• **Supplied information**
------------------------------------------------------------------------

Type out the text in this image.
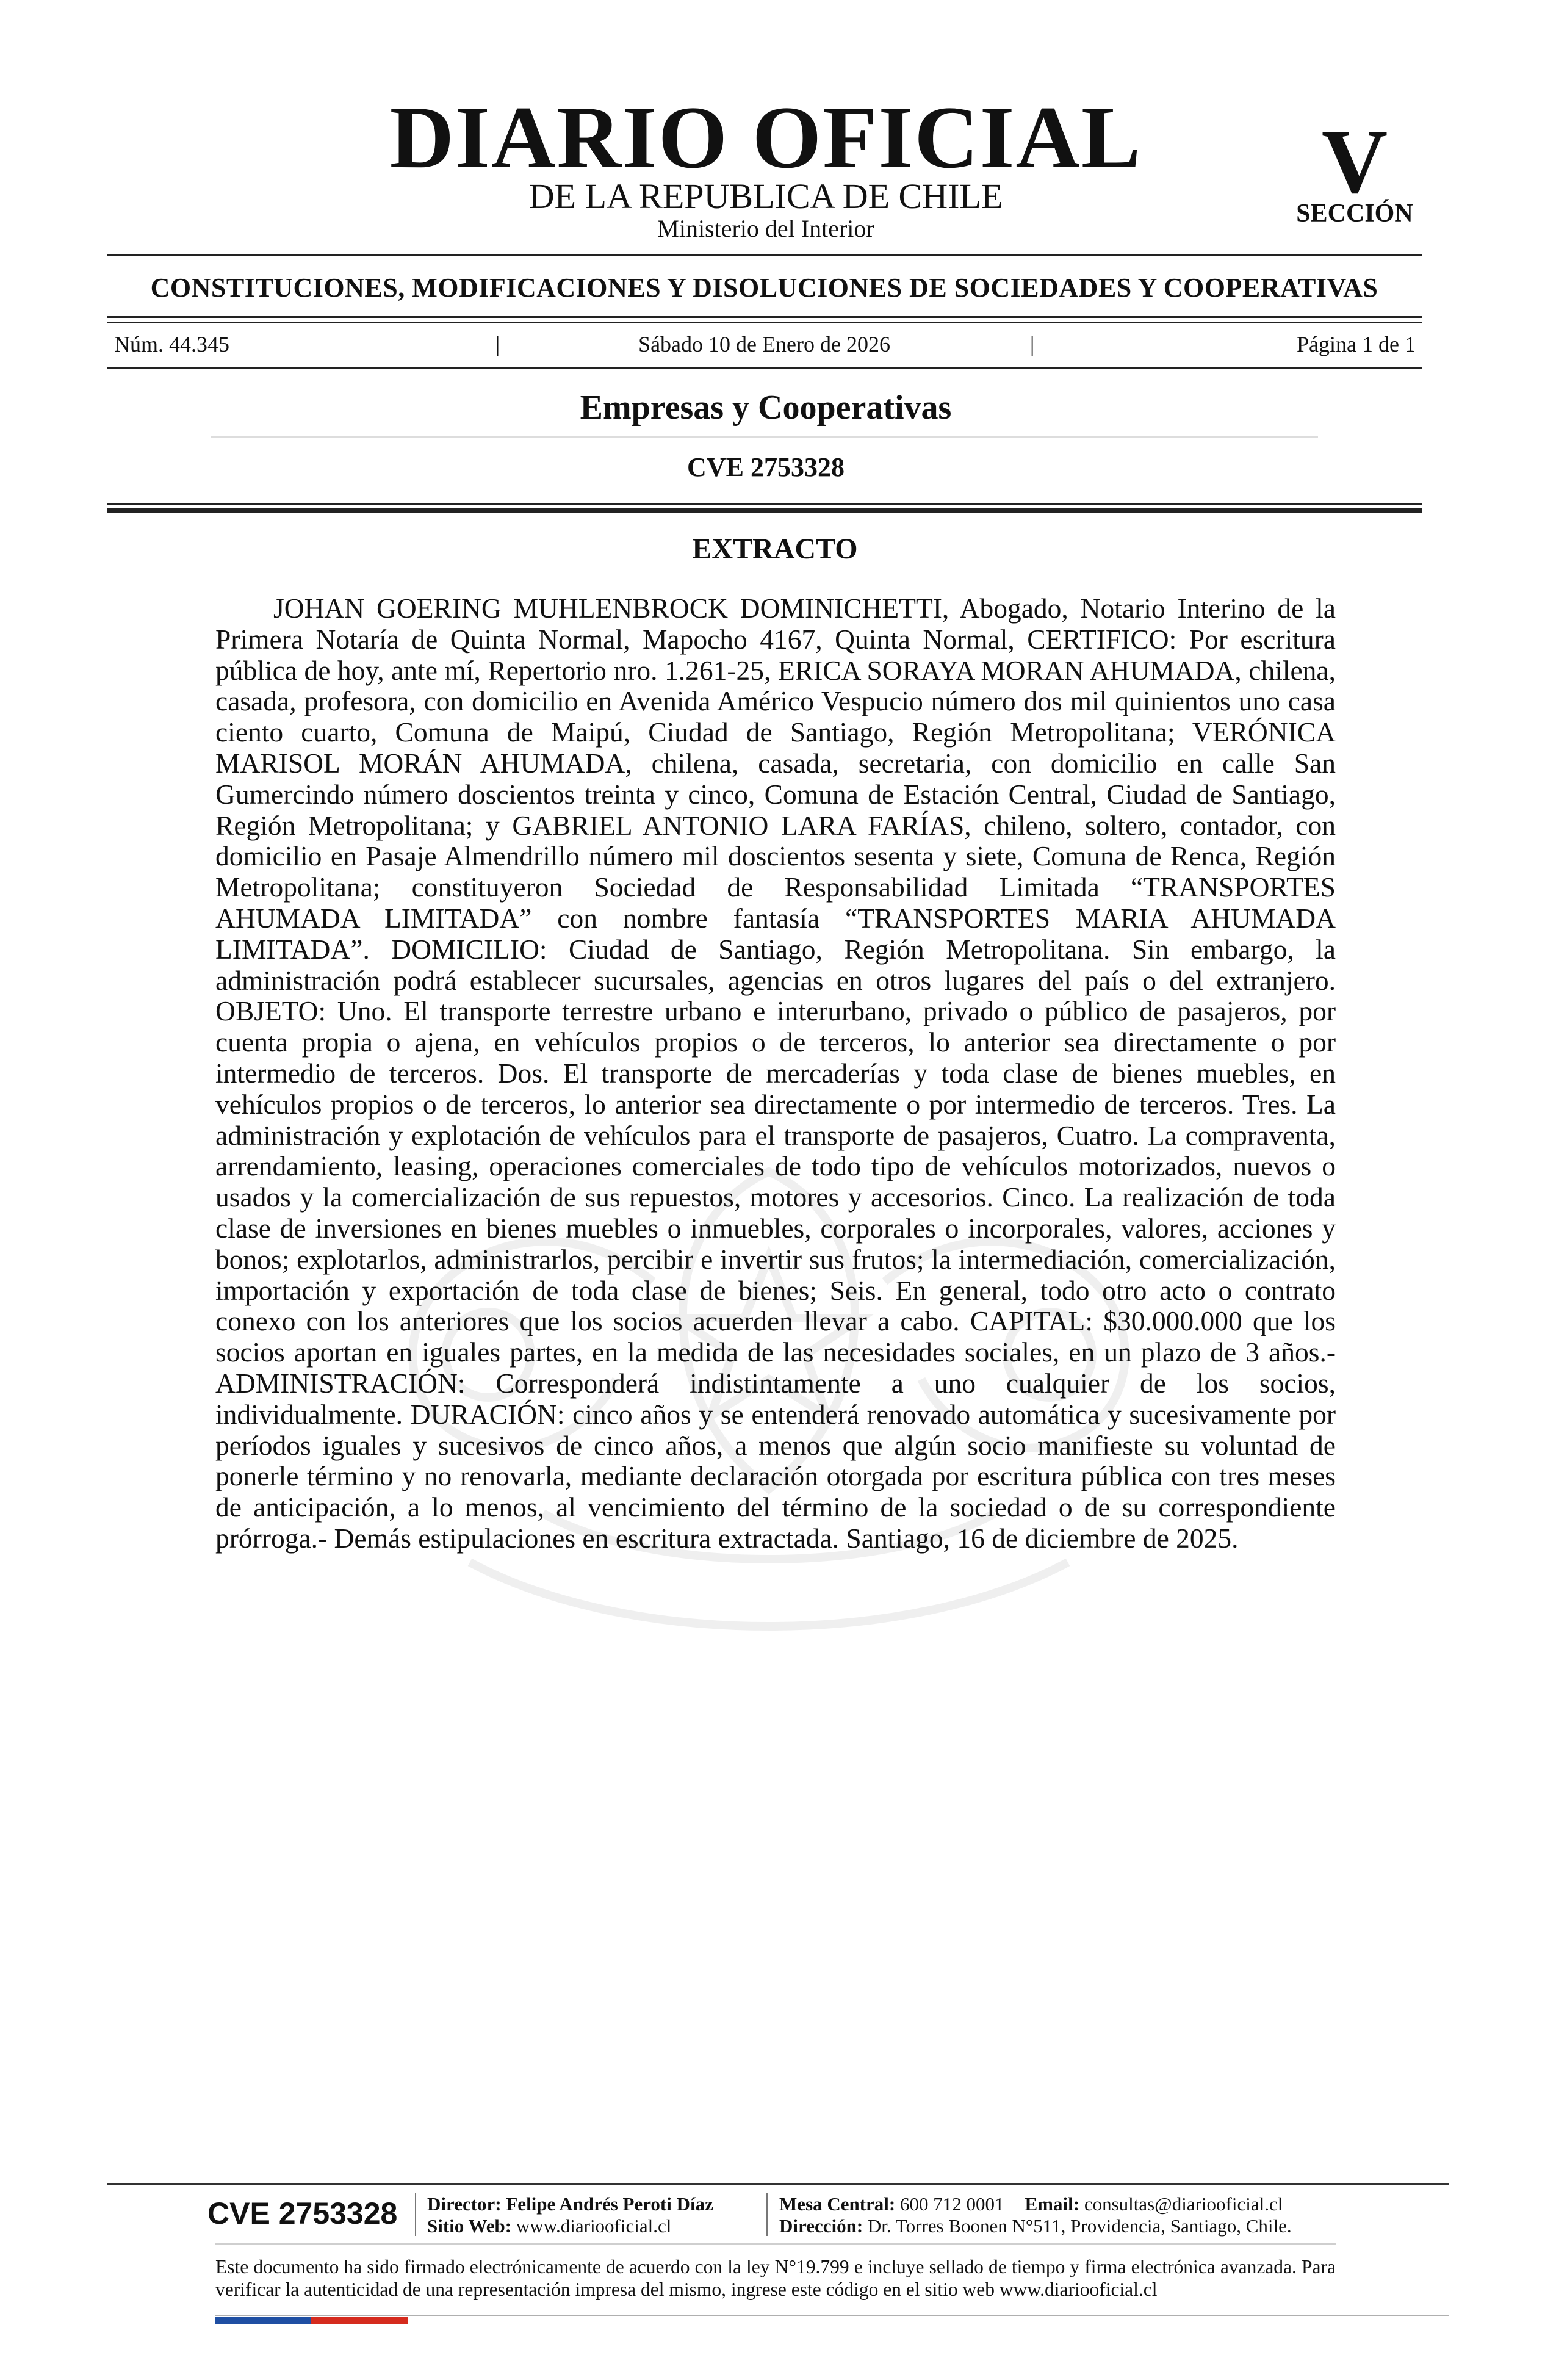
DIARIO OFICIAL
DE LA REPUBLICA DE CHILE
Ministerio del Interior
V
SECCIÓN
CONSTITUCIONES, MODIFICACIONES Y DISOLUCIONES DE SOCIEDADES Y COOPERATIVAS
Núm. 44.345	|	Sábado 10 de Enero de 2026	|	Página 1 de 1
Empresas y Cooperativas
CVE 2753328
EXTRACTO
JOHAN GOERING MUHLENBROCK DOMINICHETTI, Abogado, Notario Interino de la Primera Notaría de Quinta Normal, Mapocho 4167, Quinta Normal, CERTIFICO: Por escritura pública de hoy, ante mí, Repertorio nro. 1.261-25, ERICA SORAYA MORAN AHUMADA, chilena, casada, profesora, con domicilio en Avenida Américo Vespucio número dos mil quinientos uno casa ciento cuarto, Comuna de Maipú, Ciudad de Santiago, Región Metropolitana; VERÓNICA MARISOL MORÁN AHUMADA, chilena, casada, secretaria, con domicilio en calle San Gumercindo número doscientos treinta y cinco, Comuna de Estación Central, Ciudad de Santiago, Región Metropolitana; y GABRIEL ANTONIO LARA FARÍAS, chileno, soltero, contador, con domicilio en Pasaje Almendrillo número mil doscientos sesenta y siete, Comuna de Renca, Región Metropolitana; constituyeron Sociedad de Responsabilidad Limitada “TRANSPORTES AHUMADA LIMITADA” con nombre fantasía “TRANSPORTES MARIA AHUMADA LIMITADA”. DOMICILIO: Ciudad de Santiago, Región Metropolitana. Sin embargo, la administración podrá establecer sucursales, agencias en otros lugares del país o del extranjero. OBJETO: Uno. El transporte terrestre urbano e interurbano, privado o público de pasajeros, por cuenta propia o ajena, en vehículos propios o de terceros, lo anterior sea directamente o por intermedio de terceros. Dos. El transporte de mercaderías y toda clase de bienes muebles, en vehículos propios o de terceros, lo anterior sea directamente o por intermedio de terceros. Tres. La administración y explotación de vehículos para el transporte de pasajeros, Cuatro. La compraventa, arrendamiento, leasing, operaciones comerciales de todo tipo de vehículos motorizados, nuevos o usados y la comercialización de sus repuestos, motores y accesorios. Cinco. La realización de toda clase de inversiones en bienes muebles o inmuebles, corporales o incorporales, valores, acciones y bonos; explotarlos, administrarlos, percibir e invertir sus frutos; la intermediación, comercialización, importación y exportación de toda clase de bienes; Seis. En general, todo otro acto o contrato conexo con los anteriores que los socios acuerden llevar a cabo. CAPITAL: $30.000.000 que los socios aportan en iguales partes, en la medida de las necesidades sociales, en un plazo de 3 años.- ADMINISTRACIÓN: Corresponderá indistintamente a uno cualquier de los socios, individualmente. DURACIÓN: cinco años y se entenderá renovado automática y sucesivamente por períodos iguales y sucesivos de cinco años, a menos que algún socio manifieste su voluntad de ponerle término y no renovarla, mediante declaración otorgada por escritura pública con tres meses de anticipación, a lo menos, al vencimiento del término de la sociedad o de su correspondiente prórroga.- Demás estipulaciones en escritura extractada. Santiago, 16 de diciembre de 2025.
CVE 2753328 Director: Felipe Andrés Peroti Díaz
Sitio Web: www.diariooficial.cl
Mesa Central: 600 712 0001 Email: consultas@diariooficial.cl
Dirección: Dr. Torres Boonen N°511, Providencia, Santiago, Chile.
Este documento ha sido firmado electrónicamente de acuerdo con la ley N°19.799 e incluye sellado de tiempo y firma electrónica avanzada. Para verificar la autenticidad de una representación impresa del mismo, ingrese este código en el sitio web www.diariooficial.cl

------------------------------------------------------------------------

Transcribe the material exactly, keeping every word and none of the pictures.

• **Solution for this exercise**
Type out the text in this image.
DIARIO OFICIAL
DE LA REPUBLICA DE CHILE
Ministerio del Interior
V
SECCIÓN
CONSTITUCIONES, MODIFICACIONES Y DISOLUCIONES DE SOCIEDADES Y COOPERATIVAS
Núm. 44.345	|	Sábado 10 de Enero de 2026	|	Página 1 de 1
Empresas y Cooperativas
CVE 2753328
EXTRACTO
JOHAN GOERING MUHLENBROCK DOMINICHETTI, Abogado, Notario Interino de la Primera Notaría de Quinta Normal, Mapocho 4167, Quinta Normal, CERTIFICO: Por escritura pública de hoy, ante mí, Repertorio nro. 1.261-25, ERICA SORAYA MORAN AHUMADA, chilena, casada, profesora, con domicilio en Avenida Américo Vespucio número dos mil quinientos uno casa ciento cuarto, Comuna de Maipú, Ciudad de Santiago, Región Metropolitana; VERÓNICA MARISOL MORÁN AHUMADA, chilena, casada, secretaria, con domicilio en calle San Gumercindo número doscientos treinta y cinco, Comuna de Estación Central, Ciudad de Santiago, Región Metropolitana; y GABRIEL ANTONIO LARA FARÍAS, chileno, soltero, contador, con domicilio en Pasaje Almendrillo número mil doscientos sesenta y siete, Comuna de Renca, Región Metropolitana; constituyeron Sociedad de Responsabilidad Limitada “TRANSPORTES AHUMADA LIMITADA” con nombre fantasía “TRANSPORTES MARIA AHUMADA LIMITADA”. DOMICILIO: Ciudad de Santiago, Región Metropolitana. Sin embargo, la administración podrá establecer sucursales, agencias en otros lugares del país o del extranjero. OBJETO: Uno. El transporte terrestre urbano e interurbano, privado o público de pasajeros, por cuenta propia o ajena, en vehículos propios o de terceros, lo anterior sea directamente o por intermedio de terceros. Dos. El transporte de mercaderías y toda clase de bienes muebles, en vehículos propios o de terceros, lo anterior sea directamente o por intermedio de terceros. Tres. La administración y explotación de vehículos para el transporte de pasajeros, Cuatro. La compraventa, arrendamiento, leasing, operaciones comerciales de todo tipo de vehículos motorizados, nuevos o usados y la comercialización de sus repuestos, motores y accesorios. Cinco. La realización de toda clase de inversiones en bienes muebles o inmuebles, corporales o incorporales, valores, acciones y bonos; explotarlos, administrarlos, percibir e invertir sus frutos; la intermediación, comercialización, importación y exportación de toda clase de bienes; Seis. En general, todo otro acto o contrato conexo con los anteriores que los socios acuerden llevar a cabo. CAPITAL: $30.000.000 que los socios aportan en iguales partes, en la medida de las necesidades sociales, en un plazo de 3 años.- ADMINISTRACIÓN: Corresponderá indistintamente a uno cualquier de los socios, individualmente. DURACIÓN: cinco años y se entenderá renovado automática y sucesivamente por períodos iguales y sucesivos de cinco años, a menos que algún socio manifieste su voluntad de ponerle término y no renovarla, mediante declaración otorgada por escritura pública con tres meses de anticipación, a lo menos, al vencimiento del término de la sociedad o de su correspondiente prórroga.- Demás estipulaciones en escritura extractada. Santiago, 16 de diciembre de 2025.
CVE 2753328 Director: Felipe Andrés Peroti Díaz
Sitio Web: www.diariooficial.cl
Mesa Central: 600 712 0001 Email: consultas@diariooficial.cl
Dirección: Dr. Torres Boonen N°511, Providencia, Santiago, Chile.
Este documento ha sido firmado electrónicamente de acuerdo con la ley N°19.799 e incluye sellado de tiempo y firma electrónica avanzada. Para verificar la autenticidad de una representación impresa del mismo, ingrese este código en el sitio web www.diariooficial.cl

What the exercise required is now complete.